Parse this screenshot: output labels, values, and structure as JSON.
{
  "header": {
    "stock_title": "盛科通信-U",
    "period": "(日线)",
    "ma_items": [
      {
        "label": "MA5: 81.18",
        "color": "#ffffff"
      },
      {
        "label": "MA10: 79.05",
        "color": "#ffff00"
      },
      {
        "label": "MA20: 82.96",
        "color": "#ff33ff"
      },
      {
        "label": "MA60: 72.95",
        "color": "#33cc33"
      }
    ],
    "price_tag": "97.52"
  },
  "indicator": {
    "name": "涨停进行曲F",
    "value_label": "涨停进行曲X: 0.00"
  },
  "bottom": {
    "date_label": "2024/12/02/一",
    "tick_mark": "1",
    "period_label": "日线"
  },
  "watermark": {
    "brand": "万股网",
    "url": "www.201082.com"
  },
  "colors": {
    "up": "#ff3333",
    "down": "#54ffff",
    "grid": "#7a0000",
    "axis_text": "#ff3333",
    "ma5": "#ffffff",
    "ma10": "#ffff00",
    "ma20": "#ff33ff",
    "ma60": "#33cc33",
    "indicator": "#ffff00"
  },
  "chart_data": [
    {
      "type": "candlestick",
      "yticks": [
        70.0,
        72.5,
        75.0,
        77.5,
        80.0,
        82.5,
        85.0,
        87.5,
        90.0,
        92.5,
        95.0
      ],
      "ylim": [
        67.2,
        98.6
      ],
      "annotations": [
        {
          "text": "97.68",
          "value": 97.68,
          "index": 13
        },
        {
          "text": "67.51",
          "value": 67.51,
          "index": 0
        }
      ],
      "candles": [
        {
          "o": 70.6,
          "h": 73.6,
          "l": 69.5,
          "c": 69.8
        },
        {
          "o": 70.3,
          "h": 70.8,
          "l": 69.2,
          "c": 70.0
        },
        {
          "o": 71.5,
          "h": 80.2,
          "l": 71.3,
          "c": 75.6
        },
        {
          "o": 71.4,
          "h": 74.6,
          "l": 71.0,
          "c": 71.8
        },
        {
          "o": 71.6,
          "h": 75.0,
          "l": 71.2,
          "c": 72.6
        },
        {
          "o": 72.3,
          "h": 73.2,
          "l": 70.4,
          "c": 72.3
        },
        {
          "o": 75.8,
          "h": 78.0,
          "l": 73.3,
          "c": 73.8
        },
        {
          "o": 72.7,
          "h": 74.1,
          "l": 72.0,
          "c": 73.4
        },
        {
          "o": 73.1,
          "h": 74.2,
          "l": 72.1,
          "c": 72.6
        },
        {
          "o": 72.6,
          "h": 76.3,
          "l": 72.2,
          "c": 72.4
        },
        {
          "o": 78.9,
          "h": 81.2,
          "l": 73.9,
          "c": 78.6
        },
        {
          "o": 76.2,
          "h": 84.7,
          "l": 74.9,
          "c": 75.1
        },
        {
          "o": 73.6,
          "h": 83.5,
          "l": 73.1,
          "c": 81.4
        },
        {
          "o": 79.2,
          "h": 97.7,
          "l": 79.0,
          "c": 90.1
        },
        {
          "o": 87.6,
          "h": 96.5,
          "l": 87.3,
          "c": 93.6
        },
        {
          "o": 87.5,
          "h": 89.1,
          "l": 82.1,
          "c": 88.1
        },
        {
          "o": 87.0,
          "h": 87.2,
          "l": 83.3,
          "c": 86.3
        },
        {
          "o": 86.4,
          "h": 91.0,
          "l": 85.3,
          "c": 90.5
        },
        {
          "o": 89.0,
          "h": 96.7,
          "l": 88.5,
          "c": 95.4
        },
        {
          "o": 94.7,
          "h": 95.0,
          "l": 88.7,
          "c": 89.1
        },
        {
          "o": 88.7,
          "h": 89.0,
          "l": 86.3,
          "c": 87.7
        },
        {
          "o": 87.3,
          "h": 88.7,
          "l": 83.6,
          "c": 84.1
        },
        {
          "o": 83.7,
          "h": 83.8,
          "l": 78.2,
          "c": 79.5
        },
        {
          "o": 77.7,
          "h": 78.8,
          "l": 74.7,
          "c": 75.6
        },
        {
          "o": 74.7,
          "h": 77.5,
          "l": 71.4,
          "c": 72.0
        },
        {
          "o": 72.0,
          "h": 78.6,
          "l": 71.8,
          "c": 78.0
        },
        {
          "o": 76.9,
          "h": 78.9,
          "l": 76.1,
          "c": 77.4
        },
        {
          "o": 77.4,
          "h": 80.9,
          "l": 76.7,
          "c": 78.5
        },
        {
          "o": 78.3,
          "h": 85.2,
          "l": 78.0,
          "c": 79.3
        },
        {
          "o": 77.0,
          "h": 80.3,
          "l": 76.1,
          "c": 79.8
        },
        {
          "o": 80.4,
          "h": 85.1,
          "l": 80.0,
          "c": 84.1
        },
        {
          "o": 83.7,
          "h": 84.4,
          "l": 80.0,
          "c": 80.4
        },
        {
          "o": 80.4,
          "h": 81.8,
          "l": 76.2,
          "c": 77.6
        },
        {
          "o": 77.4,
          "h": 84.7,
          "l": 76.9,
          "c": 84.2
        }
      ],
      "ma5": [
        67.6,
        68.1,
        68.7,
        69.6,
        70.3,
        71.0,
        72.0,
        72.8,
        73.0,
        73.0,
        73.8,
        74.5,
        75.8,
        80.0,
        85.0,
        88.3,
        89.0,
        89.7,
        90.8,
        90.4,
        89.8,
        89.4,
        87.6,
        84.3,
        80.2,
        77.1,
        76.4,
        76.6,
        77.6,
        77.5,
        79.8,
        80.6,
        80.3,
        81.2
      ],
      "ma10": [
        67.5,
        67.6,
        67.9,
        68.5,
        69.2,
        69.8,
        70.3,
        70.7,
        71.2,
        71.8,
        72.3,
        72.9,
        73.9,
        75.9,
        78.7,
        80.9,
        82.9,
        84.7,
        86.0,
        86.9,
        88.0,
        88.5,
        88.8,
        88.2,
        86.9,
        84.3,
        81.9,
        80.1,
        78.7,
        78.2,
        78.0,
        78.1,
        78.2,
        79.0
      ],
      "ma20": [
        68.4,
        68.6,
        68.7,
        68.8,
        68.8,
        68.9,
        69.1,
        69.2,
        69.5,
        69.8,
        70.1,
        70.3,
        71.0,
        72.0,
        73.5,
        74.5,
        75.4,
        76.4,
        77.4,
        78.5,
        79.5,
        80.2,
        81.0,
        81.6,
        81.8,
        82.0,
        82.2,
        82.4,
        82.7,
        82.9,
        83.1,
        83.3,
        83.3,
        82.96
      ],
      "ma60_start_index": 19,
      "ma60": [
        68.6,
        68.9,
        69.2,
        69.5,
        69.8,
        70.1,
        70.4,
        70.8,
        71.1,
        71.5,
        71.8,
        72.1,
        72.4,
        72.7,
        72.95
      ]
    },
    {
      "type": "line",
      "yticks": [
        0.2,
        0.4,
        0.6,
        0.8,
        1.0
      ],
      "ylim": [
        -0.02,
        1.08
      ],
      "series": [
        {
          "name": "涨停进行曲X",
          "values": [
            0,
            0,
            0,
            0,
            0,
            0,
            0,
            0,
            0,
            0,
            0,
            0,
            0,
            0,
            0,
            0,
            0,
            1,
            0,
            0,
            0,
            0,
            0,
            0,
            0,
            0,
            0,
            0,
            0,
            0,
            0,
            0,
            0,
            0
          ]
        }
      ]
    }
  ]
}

* * * *

Stated problem: Go through the listing above and locate each line that holds the word "values". Copy those lines.

Exercise response:
Parse this screenshot: output labels, values, and structure as JSON.
          "values": [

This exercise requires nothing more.